**Input rows**
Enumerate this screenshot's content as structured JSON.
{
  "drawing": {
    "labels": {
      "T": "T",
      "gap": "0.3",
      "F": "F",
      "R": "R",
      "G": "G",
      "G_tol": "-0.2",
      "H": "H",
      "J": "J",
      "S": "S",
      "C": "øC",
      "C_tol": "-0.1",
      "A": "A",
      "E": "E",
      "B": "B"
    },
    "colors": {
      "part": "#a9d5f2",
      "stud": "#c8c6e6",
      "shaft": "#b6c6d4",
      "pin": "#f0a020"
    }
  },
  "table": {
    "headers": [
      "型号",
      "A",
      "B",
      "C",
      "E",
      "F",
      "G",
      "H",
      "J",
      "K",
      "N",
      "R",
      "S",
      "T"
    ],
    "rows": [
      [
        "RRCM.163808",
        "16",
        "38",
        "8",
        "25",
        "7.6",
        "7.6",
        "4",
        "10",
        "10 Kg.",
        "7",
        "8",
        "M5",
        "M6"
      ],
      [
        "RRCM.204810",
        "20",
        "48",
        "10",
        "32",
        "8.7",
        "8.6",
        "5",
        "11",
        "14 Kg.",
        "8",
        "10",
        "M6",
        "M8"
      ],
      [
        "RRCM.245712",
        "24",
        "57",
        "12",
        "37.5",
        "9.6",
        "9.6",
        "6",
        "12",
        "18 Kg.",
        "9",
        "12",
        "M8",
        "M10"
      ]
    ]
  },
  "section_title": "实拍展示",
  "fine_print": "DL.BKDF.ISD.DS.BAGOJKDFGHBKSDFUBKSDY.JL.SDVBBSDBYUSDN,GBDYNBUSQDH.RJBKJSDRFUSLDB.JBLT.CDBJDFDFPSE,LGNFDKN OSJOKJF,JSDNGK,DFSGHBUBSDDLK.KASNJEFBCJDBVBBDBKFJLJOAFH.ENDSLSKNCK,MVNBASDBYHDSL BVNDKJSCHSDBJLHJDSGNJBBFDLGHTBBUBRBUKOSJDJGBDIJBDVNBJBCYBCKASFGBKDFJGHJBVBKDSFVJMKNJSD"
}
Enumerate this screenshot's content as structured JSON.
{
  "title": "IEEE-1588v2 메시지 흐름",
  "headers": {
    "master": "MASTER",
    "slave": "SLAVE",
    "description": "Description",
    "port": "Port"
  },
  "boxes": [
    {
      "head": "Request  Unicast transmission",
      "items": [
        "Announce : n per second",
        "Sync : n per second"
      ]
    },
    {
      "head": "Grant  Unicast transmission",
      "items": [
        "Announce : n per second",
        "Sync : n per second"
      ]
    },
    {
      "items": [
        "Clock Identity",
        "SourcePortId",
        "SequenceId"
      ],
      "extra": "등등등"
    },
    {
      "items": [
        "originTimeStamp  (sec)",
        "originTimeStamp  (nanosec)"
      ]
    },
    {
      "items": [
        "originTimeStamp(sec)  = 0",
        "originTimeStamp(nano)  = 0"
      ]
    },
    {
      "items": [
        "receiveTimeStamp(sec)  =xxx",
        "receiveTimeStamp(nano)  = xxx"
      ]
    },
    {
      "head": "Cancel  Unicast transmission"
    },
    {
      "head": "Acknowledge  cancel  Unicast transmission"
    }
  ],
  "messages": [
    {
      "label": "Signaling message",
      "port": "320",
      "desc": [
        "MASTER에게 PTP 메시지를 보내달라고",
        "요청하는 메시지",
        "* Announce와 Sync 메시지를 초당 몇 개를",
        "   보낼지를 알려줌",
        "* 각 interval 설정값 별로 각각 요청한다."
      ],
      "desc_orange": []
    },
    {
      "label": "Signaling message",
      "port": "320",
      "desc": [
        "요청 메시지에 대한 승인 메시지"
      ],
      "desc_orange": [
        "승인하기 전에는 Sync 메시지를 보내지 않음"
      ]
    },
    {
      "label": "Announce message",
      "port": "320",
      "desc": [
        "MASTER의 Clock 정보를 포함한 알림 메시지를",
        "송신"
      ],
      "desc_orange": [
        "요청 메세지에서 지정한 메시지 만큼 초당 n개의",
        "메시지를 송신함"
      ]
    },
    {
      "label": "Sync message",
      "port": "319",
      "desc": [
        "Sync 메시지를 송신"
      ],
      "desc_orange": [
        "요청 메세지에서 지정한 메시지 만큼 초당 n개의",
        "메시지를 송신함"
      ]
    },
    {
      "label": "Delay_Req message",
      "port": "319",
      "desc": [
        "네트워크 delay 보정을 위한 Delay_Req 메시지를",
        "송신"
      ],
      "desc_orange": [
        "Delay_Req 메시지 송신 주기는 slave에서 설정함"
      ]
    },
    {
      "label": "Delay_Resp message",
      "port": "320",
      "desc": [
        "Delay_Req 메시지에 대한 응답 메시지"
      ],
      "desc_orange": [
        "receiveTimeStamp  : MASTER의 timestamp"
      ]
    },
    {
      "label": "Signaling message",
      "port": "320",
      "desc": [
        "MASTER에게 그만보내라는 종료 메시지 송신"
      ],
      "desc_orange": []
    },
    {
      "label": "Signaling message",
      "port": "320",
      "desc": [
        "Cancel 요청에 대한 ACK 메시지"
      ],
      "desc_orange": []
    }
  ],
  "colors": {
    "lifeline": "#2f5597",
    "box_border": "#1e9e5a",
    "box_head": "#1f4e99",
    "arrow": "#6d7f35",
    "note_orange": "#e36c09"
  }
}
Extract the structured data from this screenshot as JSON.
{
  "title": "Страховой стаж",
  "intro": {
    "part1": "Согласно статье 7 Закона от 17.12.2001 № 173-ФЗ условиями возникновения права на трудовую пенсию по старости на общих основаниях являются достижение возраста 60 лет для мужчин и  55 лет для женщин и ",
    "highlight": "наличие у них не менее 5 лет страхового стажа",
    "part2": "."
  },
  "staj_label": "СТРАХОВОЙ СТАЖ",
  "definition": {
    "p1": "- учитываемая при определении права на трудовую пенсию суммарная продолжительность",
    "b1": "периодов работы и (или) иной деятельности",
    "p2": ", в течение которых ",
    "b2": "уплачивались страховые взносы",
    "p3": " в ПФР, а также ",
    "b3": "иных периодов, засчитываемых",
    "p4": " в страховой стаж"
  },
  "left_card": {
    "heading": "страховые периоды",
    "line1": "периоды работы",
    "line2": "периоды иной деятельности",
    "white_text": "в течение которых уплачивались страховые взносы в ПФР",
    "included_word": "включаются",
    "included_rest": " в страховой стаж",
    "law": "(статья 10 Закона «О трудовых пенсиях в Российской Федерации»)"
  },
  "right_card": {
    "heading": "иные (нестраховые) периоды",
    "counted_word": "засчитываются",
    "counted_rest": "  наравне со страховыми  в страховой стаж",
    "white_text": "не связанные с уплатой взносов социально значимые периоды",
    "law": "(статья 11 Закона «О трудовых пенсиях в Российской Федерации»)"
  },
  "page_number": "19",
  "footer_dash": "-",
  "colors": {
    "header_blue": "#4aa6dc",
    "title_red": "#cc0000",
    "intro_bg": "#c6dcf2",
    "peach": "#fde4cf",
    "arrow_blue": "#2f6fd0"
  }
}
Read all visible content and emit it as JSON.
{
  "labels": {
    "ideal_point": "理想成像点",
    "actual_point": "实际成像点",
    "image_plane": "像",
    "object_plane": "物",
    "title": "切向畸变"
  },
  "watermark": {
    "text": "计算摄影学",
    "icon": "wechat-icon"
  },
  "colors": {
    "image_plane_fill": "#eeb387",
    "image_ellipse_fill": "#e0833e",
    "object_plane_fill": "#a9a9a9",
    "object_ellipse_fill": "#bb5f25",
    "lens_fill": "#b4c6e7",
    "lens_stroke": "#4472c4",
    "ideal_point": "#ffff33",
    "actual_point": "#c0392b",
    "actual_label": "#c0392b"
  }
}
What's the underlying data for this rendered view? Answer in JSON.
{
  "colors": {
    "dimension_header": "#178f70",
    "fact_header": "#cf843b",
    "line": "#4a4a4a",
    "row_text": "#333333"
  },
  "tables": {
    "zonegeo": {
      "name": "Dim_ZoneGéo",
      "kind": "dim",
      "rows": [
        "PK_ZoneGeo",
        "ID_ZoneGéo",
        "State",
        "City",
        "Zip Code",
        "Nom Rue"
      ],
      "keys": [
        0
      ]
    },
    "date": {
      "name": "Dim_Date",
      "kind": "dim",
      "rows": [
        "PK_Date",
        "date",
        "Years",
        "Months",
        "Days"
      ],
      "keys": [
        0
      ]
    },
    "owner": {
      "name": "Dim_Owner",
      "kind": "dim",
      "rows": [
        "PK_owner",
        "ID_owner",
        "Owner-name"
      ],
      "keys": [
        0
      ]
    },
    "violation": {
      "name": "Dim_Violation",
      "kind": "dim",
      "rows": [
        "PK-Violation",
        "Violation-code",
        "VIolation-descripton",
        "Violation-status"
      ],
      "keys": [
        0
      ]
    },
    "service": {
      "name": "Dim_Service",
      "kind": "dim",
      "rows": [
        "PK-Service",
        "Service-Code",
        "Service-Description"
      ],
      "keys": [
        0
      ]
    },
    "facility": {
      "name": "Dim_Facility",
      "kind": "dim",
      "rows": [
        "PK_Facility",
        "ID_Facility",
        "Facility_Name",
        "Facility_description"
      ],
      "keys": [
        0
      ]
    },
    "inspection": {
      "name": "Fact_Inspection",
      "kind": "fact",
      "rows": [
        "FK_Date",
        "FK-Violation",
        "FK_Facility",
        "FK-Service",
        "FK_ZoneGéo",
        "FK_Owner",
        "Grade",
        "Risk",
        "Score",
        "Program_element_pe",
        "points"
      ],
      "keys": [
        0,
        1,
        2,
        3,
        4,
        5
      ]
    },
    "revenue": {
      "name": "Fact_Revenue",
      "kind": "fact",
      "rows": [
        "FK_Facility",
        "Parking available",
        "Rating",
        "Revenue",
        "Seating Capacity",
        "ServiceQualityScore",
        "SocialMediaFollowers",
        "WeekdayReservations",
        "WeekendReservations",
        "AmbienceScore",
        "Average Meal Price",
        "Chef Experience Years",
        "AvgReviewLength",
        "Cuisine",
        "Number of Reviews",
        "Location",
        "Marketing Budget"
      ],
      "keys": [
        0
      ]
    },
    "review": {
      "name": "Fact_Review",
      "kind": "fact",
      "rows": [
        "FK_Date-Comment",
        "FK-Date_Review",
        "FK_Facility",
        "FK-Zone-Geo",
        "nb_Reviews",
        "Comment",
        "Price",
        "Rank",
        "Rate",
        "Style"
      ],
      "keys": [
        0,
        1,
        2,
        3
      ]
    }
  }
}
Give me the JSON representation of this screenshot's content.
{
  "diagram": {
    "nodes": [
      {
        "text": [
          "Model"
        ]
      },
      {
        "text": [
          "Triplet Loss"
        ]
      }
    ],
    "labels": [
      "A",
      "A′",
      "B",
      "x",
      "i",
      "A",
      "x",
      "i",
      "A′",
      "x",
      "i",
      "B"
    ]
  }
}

**Set exercise**
Only a number is wanted here: how many lines in the data above include the string "메시지에"?

**Full answer**
2